Give back the entire listing verbatim.

Items from a figure collection
[Begin]

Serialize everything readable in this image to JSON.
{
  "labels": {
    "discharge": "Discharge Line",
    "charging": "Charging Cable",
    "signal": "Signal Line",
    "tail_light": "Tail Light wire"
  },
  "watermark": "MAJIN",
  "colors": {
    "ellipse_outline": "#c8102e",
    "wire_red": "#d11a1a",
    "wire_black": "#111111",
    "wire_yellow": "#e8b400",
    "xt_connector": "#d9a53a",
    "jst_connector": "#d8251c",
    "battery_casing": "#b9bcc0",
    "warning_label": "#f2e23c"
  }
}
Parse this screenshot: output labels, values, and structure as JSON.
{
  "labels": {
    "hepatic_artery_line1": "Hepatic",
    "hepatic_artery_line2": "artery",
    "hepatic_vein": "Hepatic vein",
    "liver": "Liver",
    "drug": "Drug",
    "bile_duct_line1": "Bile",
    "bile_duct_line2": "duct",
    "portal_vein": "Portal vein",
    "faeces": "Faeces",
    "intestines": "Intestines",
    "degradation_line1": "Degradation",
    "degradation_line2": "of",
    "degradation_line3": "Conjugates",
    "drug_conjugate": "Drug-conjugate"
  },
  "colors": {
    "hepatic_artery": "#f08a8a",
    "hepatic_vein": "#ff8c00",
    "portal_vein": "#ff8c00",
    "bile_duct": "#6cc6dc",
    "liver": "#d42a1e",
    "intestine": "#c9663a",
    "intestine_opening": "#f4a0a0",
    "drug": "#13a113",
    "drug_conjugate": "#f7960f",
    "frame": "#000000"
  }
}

[End]

## [FULL SOLUTION]
Serialize everything readable in this image to JSON.
{
  "labels": {
    "discharge": "Discharge Line",
    "charging": "Charging Cable",
    "signal": "Signal Line",
    "tail_light": "Tail Light wire"
  },
  "watermark": "MAJIN",
  "colors": {
    "ellipse_outline": "#c8102e",
    "wire_red": "#d11a1a",
    "wire_black": "#111111",
    "wire_yellow": "#e8b400",
    "xt_connector": "#d9a53a",
    "jst_connector": "#d8251c",
    "battery_casing": "#b9bcc0",
    "warning_label": "#f2e23c"
  }
}
Parse this screenshot: output labels, values, and structure as JSON.
{
  "labels": {
    "hepatic_artery_line1": "Hepatic",
    "hepatic_artery_line2": "artery",
    "hepatic_vein": "Hepatic vein",
    "liver": "Liver",
    "drug": "Drug",
    "bile_duct_line1": "Bile",
    "bile_duct_line2": "duct",
    "portal_vein": "Portal vein",
    "faeces": "Faeces",
    "intestines": "Intestines",
    "degradation_line1": "Degradation",
    "degradation_line2": "of",
    "degradation_line3": "Conjugates",
    "drug_conjugate": "Drug-conjugate"
  },
  "colors": {
    "hepatic_artery": "#f08a8a",
    "hepatic_vein": "#ff8c00",
    "portal_vein": "#ff8c00",
    "bile_duct": "#6cc6dc",
    "liver": "#d42a1e",
    "intestine": "#c9663a",
    "intestine_opening": "#f4a0a0",
    "drug": "#13a113",
    "drug_conjugate": "#f7960f",
    "frame": "#000000"
  }
}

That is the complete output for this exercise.